MATERIAL PROVIDED —

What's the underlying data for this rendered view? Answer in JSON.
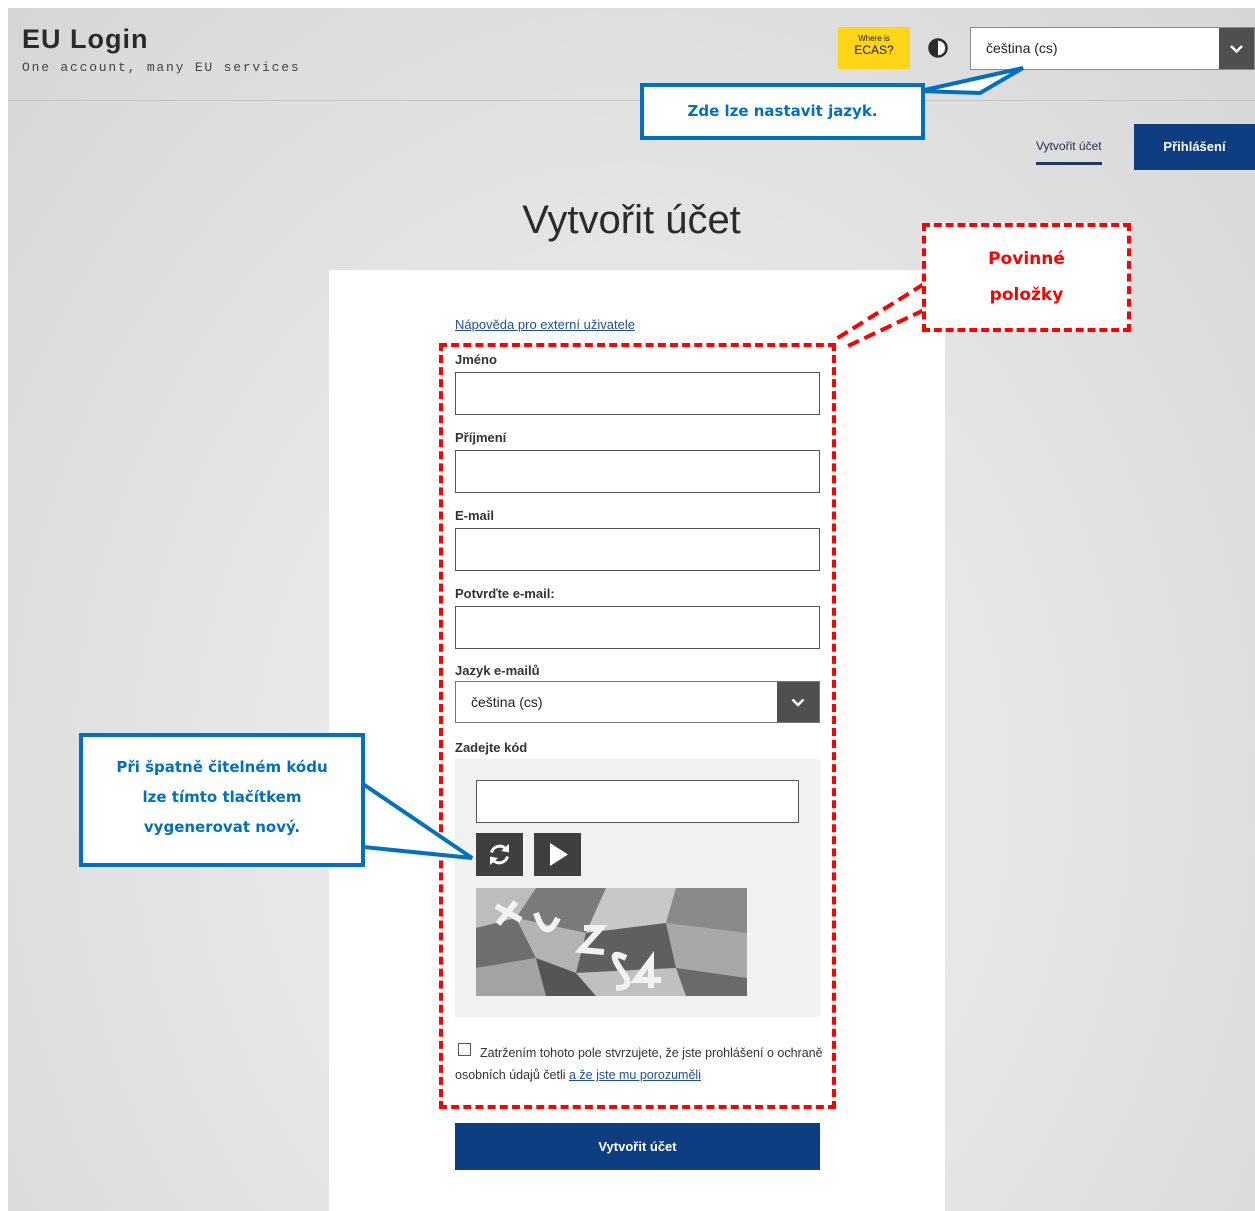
{
  "header": {
    "app_title": "EU Login",
    "app_subtitle": "One account, many EU services",
    "ecas_badge": {
      "line1": "Where is",
      "line2": "ECAS?"
    },
    "language_select": {
      "value": "čeština (cs)"
    }
  },
  "nav": {
    "create_account_link": "Vytvořit účet",
    "login_button": "Přihlášení"
  },
  "page_title": "Vytvořit účet",
  "form": {
    "help_link": "Nápověda pro externí uživatele",
    "first_name": {
      "label": "Jméno",
      "value": ""
    },
    "last_name": {
      "label": "Příjmení",
      "value": ""
    },
    "email": {
      "label": "E-mail",
      "value": ""
    },
    "email_confirm": {
      "label": "Potvrďte e-mail:",
      "value": ""
    },
    "email_language": {
      "label": "Jazyk e-mailů",
      "value": "čeština (cs)"
    },
    "captcha": {
      "label": "Zadejte kód",
      "value": "",
      "refresh_icon": "refresh-icon",
      "play_icon": "play-icon"
    },
    "consent": {
      "text": "Zatržením tohoto pole stvrzujete, že jste prohlášení o ochraně osobních údajů četli ",
      "link": "a že jste mu porozuměli",
      "checked": false
    },
    "submit_button": "Vytvořit účet"
  },
  "annotations": {
    "language_note": "Zde lze nastavit jazyk.",
    "mandatory_note_line1": "Povinné",
    "mandatory_note_line2": "položky",
    "captcha_note_line1": "Při špatně čitelném kódu",
    "captcha_note_line2": "lze tímto tlačítkem",
    "captcha_note_line3": "vygenerovat nový."
  },
  "colors": {
    "brand_blue": "#0e3d82",
    "ecas_yellow": "#ffd617",
    "annotation_blue": "#0070c0",
    "annotation_red": "#ff0000"
  }
}
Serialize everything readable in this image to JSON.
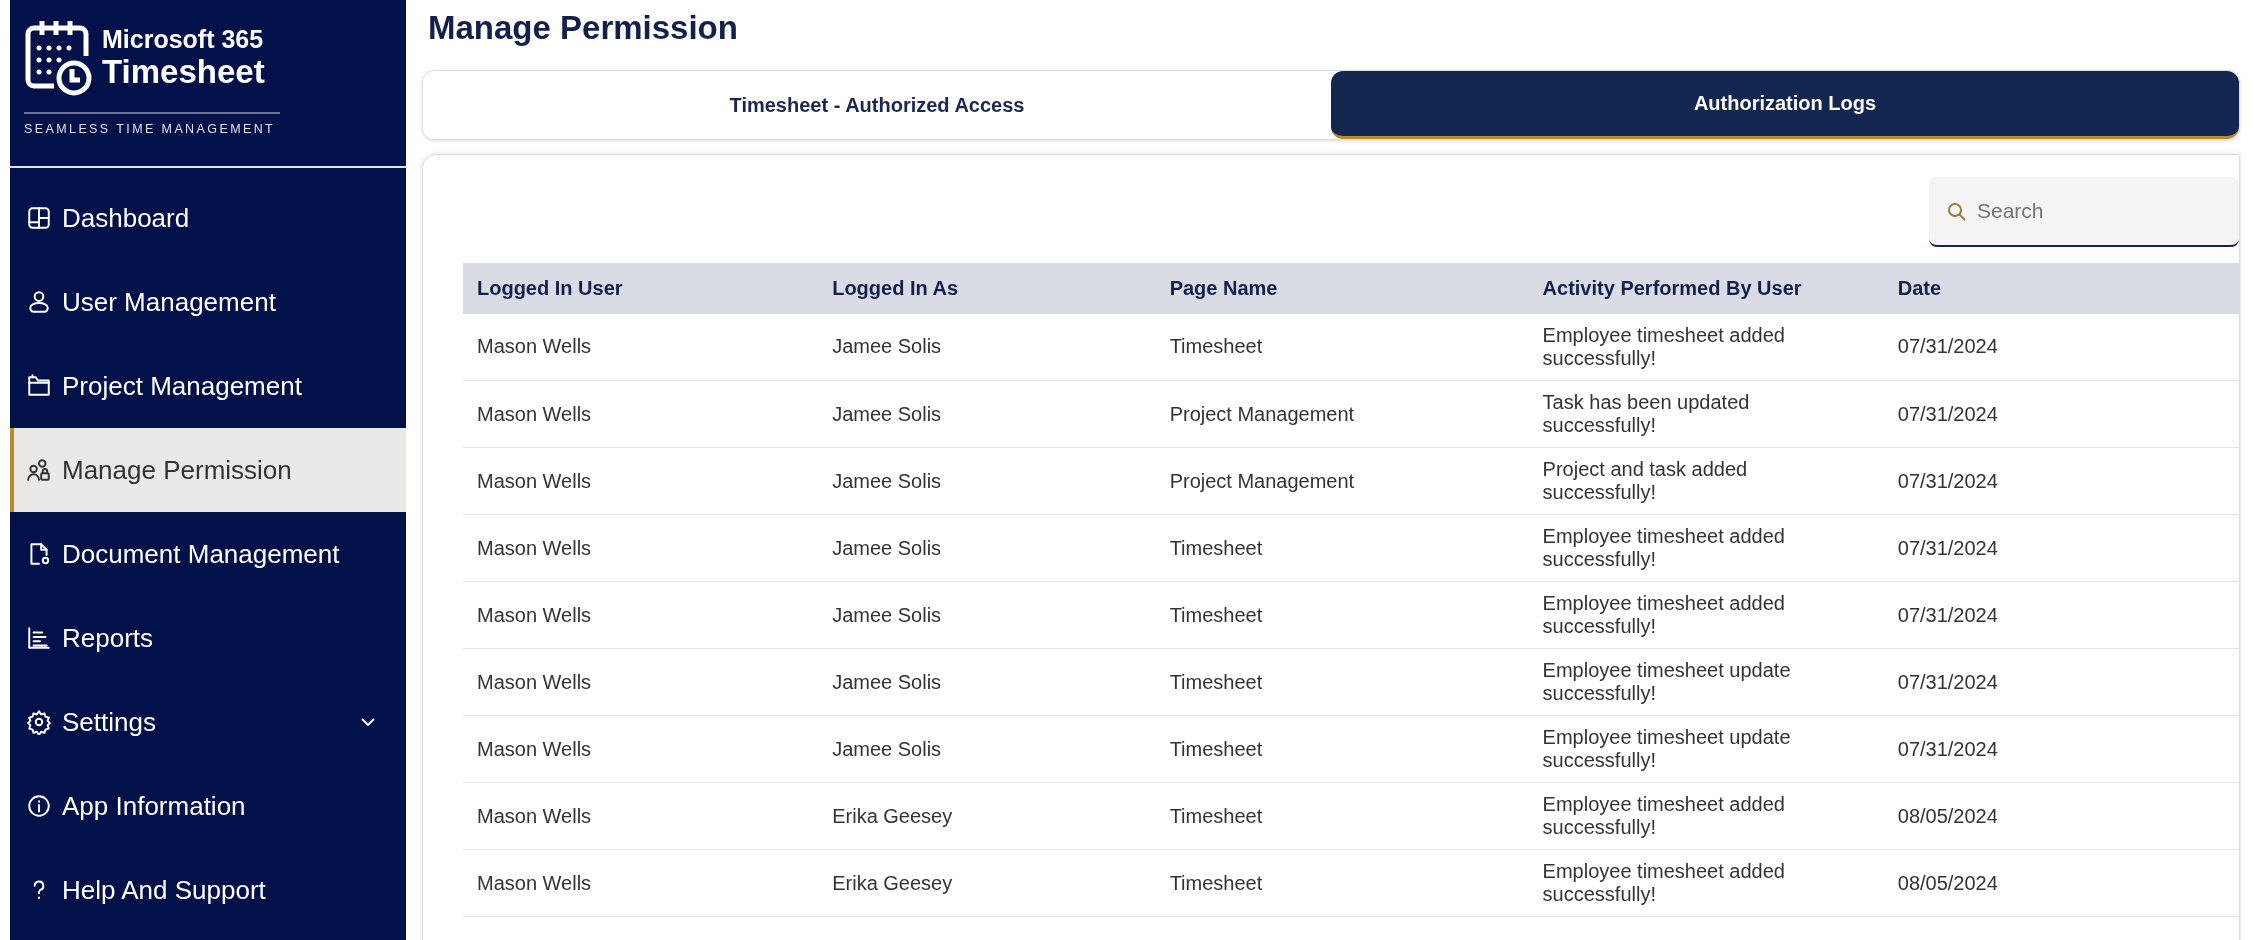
{
  "logo": {
    "line1": "Microsoft 365",
    "line2": "Timesheet",
    "tagline": "SEAMLESS TIME MANAGEMENT"
  },
  "sidebar": {
    "items": [
      {
        "label": "Dashboard",
        "selected": false
      },
      {
        "label": "User Management",
        "selected": false
      },
      {
        "label": "Project Management",
        "selected": false
      },
      {
        "label": "Manage Permission",
        "selected": true
      },
      {
        "label": "Document Management",
        "selected": false
      },
      {
        "label": "Reports",
        "selected": false
      },
      {
        "label": "Settings",
        "selected": false,
        "expandable": true
      },
      {
        "label": "App Information",
        "selected": false
      },
      {
        "label": "Help And Support",
        "selected": false
      }
    ]
  },
  "page_title": "Manage Permission",
  "tabs": [
    {
      "label": "Timesheet - Authorized Access",
      "selected": false
    },
    {
      "label": "Authorization Logs",
      "selected": true
    }
  ],
  "search": {
    "placeholder": "Search"
  },
  "table": {
    "columns": [
      "Logged In User",
      "Logged In As",
      "Page Name",
      "Activity Performed By User",
      "Date"
    ],
    "rows": [
      [
        "Mason Wells",
        "Jamee Solis",
        "Timesheet",
        "Employee timesheet added successfully!",
        "07/31/2024"
      ],
      [
        "Mason Wells",
        "Jamee Solis",
        "Project Management",
        "Task has been updated successfully!",
        "07/31/2024"
      ],
      [
        "Mason Wells",
        "Jamee Solis",
        "Project Management",
        "Project and task added successfully!",
        "07/31/2024"
      ],
      [
        "Mason Wells",
        "Jamee Solis",
        "Timesheet",
        "Employee timesheet added successfully!",
        "07/31/2024"
      ],
      [
        "Mason Wells",
        "Jamee Solis",
        "Timesheet",
        "Employee timesheet added successfully!",
        "07/31/2024"
      ],
      [
        "Mason Wells",
        "Jamee Solis",
        "Timesheet",
        "Employee timesheet update successfully!",
        "07/31/2024"
      ],
      [
        "Mason Wells",
        "Jamee Solis",
        "Timesheet",
        "Employee timesheet update successfully!",
        "07/31/2024"
      ],
      [
        "Mason Wells",
        "Erika Geesey",
        "Timesheet",
        "Employee timesheet added successfully!",
        "08/05/2024"
      ],
      [
        "Mason Wells",
        "Erika Geesey",
        "Timesheet",
        "Employee timesheet added successfully!",
        "08/05/2024"
      ]
    ]
  }
}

EXERCISE DESCRIPTION —
Set down the material above as is, without any pictures.

SOLUTION TO THIS EXERCISE —
What's the underlying data for this rendered view? Answer in JSON.
{
  "header": {
    "app_title": "EU Login",
    "app_subtitle": "One account, many EU services",
    "ecas_badge": {
      "line1": "Where is",
      "line2": "ECAS?"
    },
    "language_select": {
      "value": "čeština (cs)"
    }
  },
  "nav": {
    "create_account_link": "Vytvořit účet",
    "login_button": "Přihlášení"
  },
  "page_title": "Vytvořit účet",
  "form": {
    "help_link": "Nápověda pro externí uživatele",
    "first_name": {
      "label": "Jméno",
      "value": ""
    },
    "last_name": {
      "label": "Příjmení",
      "value": ""
    },
    "email": {
      "label": "E-mail",
      "value": ""
    },
    "email_confirm": {
      "label": "Potvrďte e-mail:",
      "value": ""
    },
    "email_language": {
      "label": "Jazyk e-mailů",
      "value": "čeština (cs)"
    },
    "captcha": {
      "label": "Zadejte kód",
      "value": "",
      "refresh_icon": "refresh-icon",
      "play_icon": "play-icon"
    },
    "consent": {
      "text": "Zatržením tohoto pole stvrzujete, že jste prohlášení o ochraně osobních údajů četli ",
      "link": "a že jste mu porozuměli",
      "checked": false
    },
    "submit_button": "Vytvořit účet"
  },
  "annotations": {
    "language_note": "Zde lze nastavit jazyk.",
    "mandatory_note_line1": "Povinné",
    "mandatory_note_line2": "položky",
    "captcha_note_line1": "Při špatně čitelném kódu",
    "captcha_note_line2": "lze tímto tlačítkem",
    "captcha_note_line3": "vygenerovat nový."
  },
  "colors": {
    "brand_blue": "#0e3d82",
    "ecas_yellow": "#ffd617",
    "annotation_blue": "#0070c0",
    "annotation_red": "#ff0000"
  }
}
Serialize everything readable in this image to JSON.
{
  "logo": {
    "line1": "Microsoft 365",
    "line2": "Timesheet",
    "tagline": "SEAMLESS TIME MANAGEMENT"
  },
  "sidebar": {
    "items": [
      {
        "label": "Dashboard",
        "selected": false
      },
      {
        "label": "User Management",
        "selected": false
      },
      {
        "label": "Project Management",
        "selected": false
      },
      {
        "label": "Manage Permission",
        "selected": true
      },
      {
        "label": "Document Management",
        "selected": false
      },
      {
        "label": "Reports",
        "selected": false
      },
      {
        "label": "Settings",
        "selected": false,
        "expandable": true
      },
      {
        "label": "App Information",
        "selected": false
      },
      {
        "label": "Help And Support",
        "selected": false
      }
    ]
  },
  "page_title": "Manage Permission",
  "tabs": [
    {
      "label": "Timesheet - Authorized Access",
      "selected": false
    },
    {
      "label": "Authorization Logs",
      "selected": true
    }
  ],
  "search": {
    "placeholder": "Search"
  },
  "table": {
    "columns": [
      "Logged In User",
      "Logged In As",
      "Page Name",
      "Activity Performed By User",
      "Date"
    ],
    "rows": [
      [
        "Mason Wells",
        "Jamee Solis",
        "Timesheet",
        "Employee timesheet added successfully!",
        "07/31/2024"
      ],
      [
        "Mason Wells",
        "Jamee Solis",
        "Project Management",
        "Task has been updated successfully!",
        "07/31/2024"
      ],
      [
        "Mason Wells",
        "Jamee Solis",
        "Project Management",
        "Project and task added successfully!",
        "07/31/2024"
      ],
      [
        "Mason Wells",
        "Jamee Solis",
        "Timesheet",
        "Employee timesheet added successfully!",
        "07/31/2024"
      ],
      [
        "Mason Wells",
        "Jamee Solis",
        "Timesheet",
        "Employee timesheet added successfully!",
        "07/31/2024"
      ],
      [
        "Mason Wells",
        "Jamee Solis",
        "Timesheet",
        "Employee timesheet update successfully!",
        "07/31/2024"
      ],
      [
        "Mason Wells",
        "Jamee Solis",
        "Timesheet",
        "Employee timesheet update successfully!",
        "07/31/2024"
      ],
      [
        "Mason Wells",
        "Erika Geesey",
        "Timesheet",
        "Employee timesheet added successfully!",
        "08/05/2024"
      ],
      [
        "Mason Wells",
        "Erika Geesey",
        "Timesheet",
        "Employee timesheet added successfully!",
        "08/05/2024"
      ]
    ]
  }
}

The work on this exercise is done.